#### [What you have to do]
State the number of lines below in which the word "Dollar" appears. Nothing else belongs in the answer.

#### [Record list]
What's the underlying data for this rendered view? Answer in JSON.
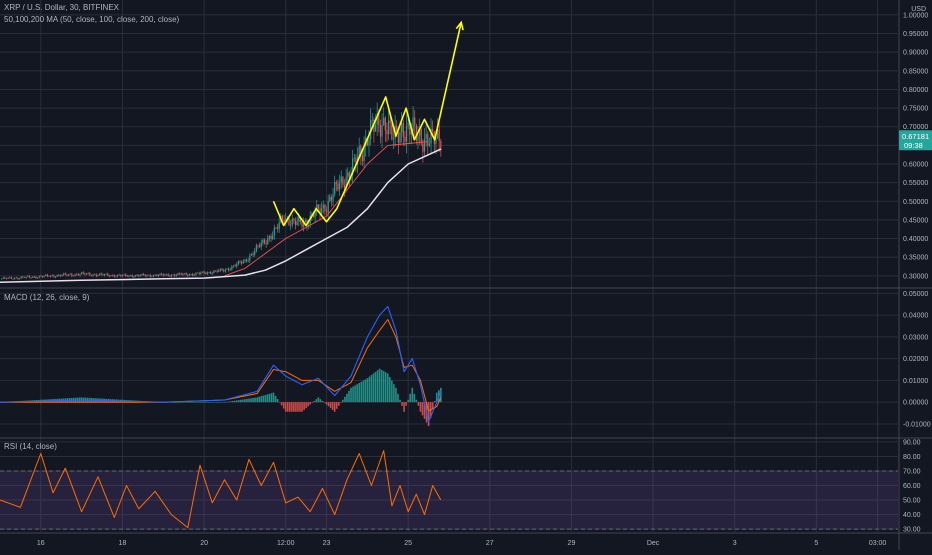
{
  "header": {
    "symbol_title": "XRP / U.S. Dollar, 30, BITFINEX",
    "ma_legend": "50,100,200 MA (50, close, 100, close, 200, close)",
    "currency": "USD"
  },
  "price_badge": {
    "price": "0.67181",
    "countdown": "09:38"
  },
  "colors": {
    "background": "#131722",
    "grid": "#2a2e39",
    "text": "#b2b5be",
    "candle_up": "#26a69a",
    "candle_down": "#ef5350",
    "ma200": "#e9dfee",
    "ma_fast": "#ef5350",
    "drawing": "#ffff00",
    "macd": "#2962ff",
    "signal": "#ff6d00",
    "rsi": "#ff6d00",
    "rsi_band": "#7e57c2",
    "badge": "#26a69a"
  },
  "chart_data": [
    {
      "type": "candlestick",
      "panel": "price",
      "title": "XRP / U.S. Dollar, 30, BITFINEX",
      "x_tick_labels": [
        "16",
        "18",
        "20",
        "12:00",
        "23",
        "25",
        "27",
        "29",
        "Dec",
        "3",
        "5",
        "03:00"
      ],
      "y_tick_labels": [
        "0.30000",
        "0.35000",
        "0.40000",
        "0.45000",
        "0.50000",
        "0.55000",
        "0.60000",
        "0.65000",
        "0.70000",
        "0.75000",
        "0.80000",
        "0.85000",
        "0.90000",
        "0.95000",
        "1.00000"
      ],
      "ylim": [
        0.27,
        1.04
      ],
      "x_day_span": [
        15.0,
        37.0
      ],
      "close_series": {
        "x": [
          15.0,
          16.0,
          17.0,
          18.0,
          19.0,
          19.8,
          20.5,
          21.0,
          21.4,
          21.75,
          21.95,
          22.2,
          22.5,
          22.75,
          23.0,
          23.3,
          23.6,
          23.9,
          24.05,
          24.25,
          24.45,
          24.65,
          24.85,
          25.05,
          25.3,
          25.55,
          25.8
        ],
        "y": [
          0.292,
          0.298,
          0.305,
          0.3,
          0.302,
          0.305,
          0.315,
          0.34,
          0.385,
          0.42,
          0.46,
          0.44,
          0.445,
          0.47,
          0.49,
          0.545,
          0.58,
          0.645,
          0.69,
          0.7,
          0.72,
          0.66,
          0.7,
          0.69,
          0.675,
          0.66,
          0.675
        ]
      },
      "ma_series": [
        {
          "x": [
            15.0,
            17.0,
            19.0,
            20.0,
            21.0,
            21.5,
            22.0,
            22.5,
            23.0,
            23.5,
            24.0,
            24.5,
            25.0,
            25.5,
            25.8
          ],
          "y": [
            0.283,
            0.288,
            0.292,
            0.294,
            0.302,
            0.315,
            0.34,
            0.37,
            0.4,
            0.43,
            0.48,
            0.55,
            0.6,
            0.625,
            0.64
          ]
        },
        {
          "x": [
            20.5,
            21.0,
            21.5,
            22.0,
            22.5,
            23.0,
            23.5,
            24.0,
            24.5,
            25.0,
            25.5
          ],
          "y": [
            0.3,
            0.32,
            0.36,
            0.4,
            0.43,
            0.46,
            0.53,
            0.6,
            0.65,
            0.655,
            0.66
          ]
        }
      ],
      "drawn_path": {
        "x": [
          21.7,
          21.95,
          22.2,
          22.5,
          22.75,
          23.0,
          23.25,
          24.45,
          24.7,
          24.95,
          25.15,
          25.4,
          25.65,
          26.3
        ],
        "y": [
          0.5,
          0.435,
          0.48,
          0.435,
          0.48,
          0.445,
          0.48,
          0.78,
          0.675,
          0.75,
          0.665,
          0.72,
          0.665,
          0.98
        ]
      }
    },
    {
      "type": "line",
      "panel": "macd",
      "title": "MACD (12, 26, close, 9)",
      "y_tick_labels": [
        "-0.01000",
        "0.00000",
        "0.01000",
        "0.02000",
        "0.03000",
        "0.04000",
        "0.05000"
      ],
      "ylim": [
        -0.016,
        0.052
      ],
      "macd_x": [
        15.0,
        17.0,
        19.0,
        20.5,
        21.3,
        21.7,
        22.0,
        22.4,
        22.8,
        23.2,
        23.6,
        24.0,
        24.3,
        24.5,
        24.7,
        24.9,
        25.1,
        25.3,
        25.5,
        25.7,
        25.8
      ],
      "macd": [
        0.0,
        0.001,
        0.0,
        0.001,
        0.005,
        0.017,
        0.012,
        0.008,
        0.011,
        0.003,
        0.012,
        0.03,
        0.04,
        0.044,
        0.033,
        0.014,
        0.02,
        0.008,
        -0.009,
        0.0,
        0.005
      ],
      "signal": [
        0.0,
        0.0,
        0.0,
        0.001,
        0.004,
        0.015,
        0.014,
        0.01,
        0.01,
        0.005,
        0.009,
        0.025,
        0.033,
        0.038,
        0.03,
        0.016,
        0.017,
        0.01,
        -0.004,
        -0.002,
        0.002
      ]
    },
    {
      "type": "line",
      "panel": "rsi",
      "title": "RSI (14, close)",
      "y_tick_labels": [
        "30.00",
        "40.00",
        "50.00",
        "60.00",
        "70.00",
        "80.00",
        "90.00"
      ],
      "ylim": [
        28,
        92
      ],
      "bands": [
        30,
        70
      ],
      "x": [
        15.0,
        15.5,
        16.0,
        16.3,
        16.6,
        17.0,
        17.4,
        17.8,
        18.1,
        18.4,
        18.8,
        19.2,
        19.6,
        19.9,
        20.2,
        20.5,
        20.8,
        21.1,
        21.4,
        21.7,
        22.0,
        22.3,
        22.6,
        22.9,
        23.2,
        23.5,
        23.8,
        24.1,
        24.4,
        24.6,
        24.8,
        25.0,
        25.2,
        25.4,
        25.6,
        25.8
      ],
      "y": [
        50,
        45,
        82,
        55,
        72,
        42,
        66,
        38,
        60,
        44,
        56,
        40,
        31,
        74,
        48,
        64,
        50,
        78,
        60,
        76,
        48,
        52,
        42,
        58,
        40,
        64,
        82,
        60,
        84,
        46,
        60,
        42,
        54,
        40,
        60,
        50
      ]
    }
  ]
}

#### [Worked solution]
2